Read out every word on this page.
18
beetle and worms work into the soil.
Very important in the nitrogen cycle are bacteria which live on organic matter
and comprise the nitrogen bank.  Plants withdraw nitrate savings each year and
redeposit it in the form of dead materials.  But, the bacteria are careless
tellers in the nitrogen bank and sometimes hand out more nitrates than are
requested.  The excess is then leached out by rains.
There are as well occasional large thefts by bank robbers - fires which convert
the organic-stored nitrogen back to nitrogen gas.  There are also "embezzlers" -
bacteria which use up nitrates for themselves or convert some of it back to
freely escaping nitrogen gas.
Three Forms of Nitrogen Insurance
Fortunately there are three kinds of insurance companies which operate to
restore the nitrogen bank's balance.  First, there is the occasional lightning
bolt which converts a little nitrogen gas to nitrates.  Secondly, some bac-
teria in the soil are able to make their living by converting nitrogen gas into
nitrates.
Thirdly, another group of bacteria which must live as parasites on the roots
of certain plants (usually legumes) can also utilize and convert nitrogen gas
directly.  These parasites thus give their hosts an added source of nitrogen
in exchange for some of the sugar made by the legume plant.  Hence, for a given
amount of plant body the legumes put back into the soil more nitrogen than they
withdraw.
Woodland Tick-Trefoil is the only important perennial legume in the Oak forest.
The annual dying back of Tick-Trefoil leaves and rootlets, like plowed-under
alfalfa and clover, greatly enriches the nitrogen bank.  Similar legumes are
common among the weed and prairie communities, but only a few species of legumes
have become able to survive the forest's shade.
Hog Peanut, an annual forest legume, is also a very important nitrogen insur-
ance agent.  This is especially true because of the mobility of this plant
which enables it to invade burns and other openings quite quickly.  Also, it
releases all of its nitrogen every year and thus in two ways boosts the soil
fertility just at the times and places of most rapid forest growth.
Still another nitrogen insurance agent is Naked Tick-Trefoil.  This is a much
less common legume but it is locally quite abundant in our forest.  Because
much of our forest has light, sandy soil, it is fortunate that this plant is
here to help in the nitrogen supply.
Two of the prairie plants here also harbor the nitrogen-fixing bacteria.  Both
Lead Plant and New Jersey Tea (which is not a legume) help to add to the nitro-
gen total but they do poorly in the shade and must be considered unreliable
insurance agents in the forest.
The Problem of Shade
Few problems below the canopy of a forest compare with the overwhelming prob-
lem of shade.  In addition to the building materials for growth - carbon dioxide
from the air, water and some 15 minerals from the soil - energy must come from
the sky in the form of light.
━━━━
(Task statement) Every record must be transcribed precisely, down to the last character.

(Problem solution)
Read out every word on this page.
18
beetle and worms work into the soil.
Very important in the nitrogen cycle are bacteria which live on organic matter
and comprise the nitrogen bank.  Plants withdraw nitrate savings each year and
redeposit it in the form of dead materials.  But, the bacteria are careless
tellers in the nitrogen bank and sometimes hand out more nitrates than are
requested.  The excess is then leached out by rains.
There are as well occasional large thefts by bank robbers - fires which convert
the organic-stored nitrogen back to nitrogen gas.  There are also "embezzlers" -
bacteria which use up nitrates for themselves or convert some of it back to
freely escaping nitrogen gas.
Three Forms of Nitrogen Insurance
Fortunately there are three kinds of insurance companies which operate to
restore the nitrogen bank's balance.  First, there is the occasional lightning
bolt which converts a little nitrogen gas to nitrates.  Secondly, some bac-
teria in the soil are able to make their living by converting nitrogen gas into
nitrates.
Thirdly, another group of bacteria which must live as parasites on the roots
of certain plants (usually legumes) can also utilize and convert nitrogen gas
directly.  These parasites thus give their hosts an added source of nitrogen
in exchange for some of the sugar made by the legume plant.  Hence, for a given
amount of plant body the legumes put back into the soil more nitrogen than they
withdraw.
Woodland Tick-Trefoil is the only important perennial legume in the Oak forest.
The annual dying back of Tick-Trefoil leaves and rootlets, like plowed-under
alfalfa and clover, greatly enriches the nitrogen bank.  Similar legumes are
common among the weed and prairie communities, but only a few species of legumes
have become able to survive the forest's shade.
Hog Peanut, an annual forest legume, is also a very important nitrogen insur-
ance agent.  This is especially true because of the mobility of this plant
which enables it to invade burns and other openings quite quickly.  Also, it
releases all of its nitrogen every year and thus in two ways boosts the soil
fertility just at the times and places of most rapid forest growth.
Still another nitrogen insurance agent is Naked Tick-Trefoil.  This is a much
less common legume but it is locally quite abundant in our forest.  Because
much of our forest has light, sandy soil, it is fortunate that this plant is
here to help in the nitrogen supply.
Two of the prairie plants here also harbor the nitrogen-fixing bacteria.  Both
Lead Plant and New Jersey Tea (which is not a legume) help to add to the nitro-
gen total but they do poorly in the shade and must be considered unreliable
insurance agents in the forest.
The Problem of Shade
Few problems below the canopy of a forest compare with the overwhelming prob-
lem of shade.  In addition to the building materials for growth - carbon dioxide
from the air, water and some 15 minerals from the soil - energy must come from
the sky in the form of light.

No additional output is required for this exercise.